▸ Document section

Of course, not all security tests are useful or necessary for all products. A risk-based assessment (including the legal and regulatory requirements) that weights the operational risks with the development and operational costs and the expected revenue should form the basis of an application-specific security test plan.
Development | Commit | Nightly Build | Milestone Release | Operations | |
---|---|---|---|---|---|
automation | high | high | high | low | high |
acceptable max. runtime | < 500ms | < 10s | < 12h | several days | < 1ms |
acceptable false positives | very low | very low | low | high | medium |
acceptable false negatives | high | high | medium | low | medium |
integration | IDE | code repository | build server | not necessary | runtime (application server) |
required security expertise | low | low | medium | high | medium |
user group | developer | developer | developer (and security experts) | security experts | developer, sysadmins |
example | Find Security Bugs | BDD | Checkmarx, Coverity, HP Fortify, HP WebInspect, Seeker (potentially using a focused test scope/configuration to ensure low false positive rate) | Checkmarx, Coverity, HP Fortify, HP WebInspect, Seeker (full/large test scope), manual penetration tests (and tools like OWASP ZAP) | HPE Application Defender, Qualys |
The table below summarizes the different requirements for security test tools and methods as part of a (Sec)DevOps strategy. Depending on which phase of the development and operation lifecycle security testing is applied, different configuration/combinations of security test tools are required. In particular in early phases of the development, tools need to be easy to use for developers that are security aware they should not require a deep security expertise (thus, they need to have a low false positive rates, fast turn-around times, etc.). Similarly, tools used during operations should not require a deep security expertise during normal operations (thus, they share a lot of their requirements with the tools targeting developers). In contrast, the security tests for milestone releases should be done by security experts and, thus, can target the full range of security testing tools and methods (ranging fro0m manual design reviews, SAST/DAST/IAST, vulnerability scanners, security proxies, or human expert knowledge).
Of course, in addition to the requirements targeting DevOps teams, the well-known requirements for selecting security test tools should be considered. Finally, secure development and operations covers all parts of the development, operations, and maintenance lifecycle, i.e., it starts already with the training (and product design) and also includes a comprehensive response and patch & update process.
Conclusion
DevOps and secure software development are not contradictory. Still, the introduction of security testing tools needs more planing (and more adaption of the tools) than introducing the same or similar tools in traditional development strategies. Following the “Customer First” strategy, security experts should focus on the needs of the software developers: the goal of security testing tools is to support developers to develop secure software, they should not be seen as an obstacle.

▸ Information shown
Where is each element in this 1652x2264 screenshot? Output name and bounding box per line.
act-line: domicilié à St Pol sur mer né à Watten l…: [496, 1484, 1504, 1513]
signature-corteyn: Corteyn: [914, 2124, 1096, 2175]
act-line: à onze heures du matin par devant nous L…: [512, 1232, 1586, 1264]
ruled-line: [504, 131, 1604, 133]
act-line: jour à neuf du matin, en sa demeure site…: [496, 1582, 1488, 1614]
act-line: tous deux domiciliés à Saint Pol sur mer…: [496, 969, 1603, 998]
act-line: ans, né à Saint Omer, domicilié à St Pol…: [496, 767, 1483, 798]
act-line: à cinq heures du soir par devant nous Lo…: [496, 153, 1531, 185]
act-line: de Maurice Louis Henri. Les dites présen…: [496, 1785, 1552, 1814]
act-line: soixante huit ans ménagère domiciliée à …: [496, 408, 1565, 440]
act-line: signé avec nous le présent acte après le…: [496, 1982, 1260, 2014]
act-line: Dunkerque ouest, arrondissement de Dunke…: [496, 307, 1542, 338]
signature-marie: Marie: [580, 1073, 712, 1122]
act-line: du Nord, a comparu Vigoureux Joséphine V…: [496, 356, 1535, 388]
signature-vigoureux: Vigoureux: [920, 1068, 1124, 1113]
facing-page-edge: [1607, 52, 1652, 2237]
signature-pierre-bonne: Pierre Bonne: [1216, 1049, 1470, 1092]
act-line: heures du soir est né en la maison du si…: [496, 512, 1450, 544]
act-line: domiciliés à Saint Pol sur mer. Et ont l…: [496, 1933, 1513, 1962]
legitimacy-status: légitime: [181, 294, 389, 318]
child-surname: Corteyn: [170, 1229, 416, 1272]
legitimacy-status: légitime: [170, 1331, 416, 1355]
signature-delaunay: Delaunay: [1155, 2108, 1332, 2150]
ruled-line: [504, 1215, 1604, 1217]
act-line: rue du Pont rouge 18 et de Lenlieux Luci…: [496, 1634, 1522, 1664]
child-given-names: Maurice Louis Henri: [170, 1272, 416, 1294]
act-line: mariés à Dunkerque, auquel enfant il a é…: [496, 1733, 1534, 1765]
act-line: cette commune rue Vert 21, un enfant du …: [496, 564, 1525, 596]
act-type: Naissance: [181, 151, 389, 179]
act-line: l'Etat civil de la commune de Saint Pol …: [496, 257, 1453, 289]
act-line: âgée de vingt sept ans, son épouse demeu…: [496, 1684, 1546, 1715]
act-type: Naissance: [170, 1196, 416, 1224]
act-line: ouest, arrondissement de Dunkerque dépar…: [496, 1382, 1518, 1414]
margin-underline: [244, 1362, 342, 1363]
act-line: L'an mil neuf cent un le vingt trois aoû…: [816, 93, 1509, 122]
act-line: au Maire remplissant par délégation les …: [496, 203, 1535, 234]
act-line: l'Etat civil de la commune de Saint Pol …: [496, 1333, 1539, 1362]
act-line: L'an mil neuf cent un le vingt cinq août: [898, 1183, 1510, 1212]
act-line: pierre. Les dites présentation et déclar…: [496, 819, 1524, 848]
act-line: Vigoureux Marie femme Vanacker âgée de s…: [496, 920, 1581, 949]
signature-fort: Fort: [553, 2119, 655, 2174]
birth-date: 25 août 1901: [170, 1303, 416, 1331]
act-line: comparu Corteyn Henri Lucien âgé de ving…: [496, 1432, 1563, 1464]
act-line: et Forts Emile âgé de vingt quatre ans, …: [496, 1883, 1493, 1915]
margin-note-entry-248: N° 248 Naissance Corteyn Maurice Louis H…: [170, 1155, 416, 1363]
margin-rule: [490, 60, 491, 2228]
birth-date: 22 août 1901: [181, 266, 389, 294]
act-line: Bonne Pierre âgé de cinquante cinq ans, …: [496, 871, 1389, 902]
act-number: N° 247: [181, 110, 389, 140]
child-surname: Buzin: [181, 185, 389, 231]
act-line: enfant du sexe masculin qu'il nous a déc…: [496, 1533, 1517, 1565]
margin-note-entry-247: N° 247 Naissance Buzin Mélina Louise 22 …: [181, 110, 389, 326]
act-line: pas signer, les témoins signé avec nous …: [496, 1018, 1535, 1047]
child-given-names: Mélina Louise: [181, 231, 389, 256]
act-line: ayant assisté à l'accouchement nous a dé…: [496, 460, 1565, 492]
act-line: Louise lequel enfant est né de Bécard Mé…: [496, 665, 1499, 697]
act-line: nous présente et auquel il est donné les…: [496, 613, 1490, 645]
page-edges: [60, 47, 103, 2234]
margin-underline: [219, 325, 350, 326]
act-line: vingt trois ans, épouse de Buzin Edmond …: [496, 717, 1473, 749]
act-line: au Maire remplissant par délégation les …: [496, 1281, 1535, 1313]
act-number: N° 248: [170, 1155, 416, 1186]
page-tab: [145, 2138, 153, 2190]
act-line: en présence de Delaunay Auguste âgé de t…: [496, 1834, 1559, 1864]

▸ Task directions
Output the stretch from "Of course, in" through "as an obstacle." in the passage on security testing in DevOps, copied word for word. The listing has no connection to the passage on security testing in DevOps.

▸ Written solution
Of course, in addition to the requirements targeting DevOps teams, the well-known requirements for selecting security test tools should be considered. Finally, secure development and operations covers all parts of the development, operations, and maintenance lifecycle, i.e., it starts already with the training (and product design) and also includes a comprehensive response and patch & update process.
Conclusion
DevOps and secure software development are not contradictory. Still, the introduction of security testing tools needs more planing (and more adaption of the tools) than introducing the same or similar tools in traditional development strategies. Following the “Customer First” strategy, security experts should focus on the needs of the software developers: the goal of security testing tools is to support developers to develop secure software, they should not be seen as an obstacle.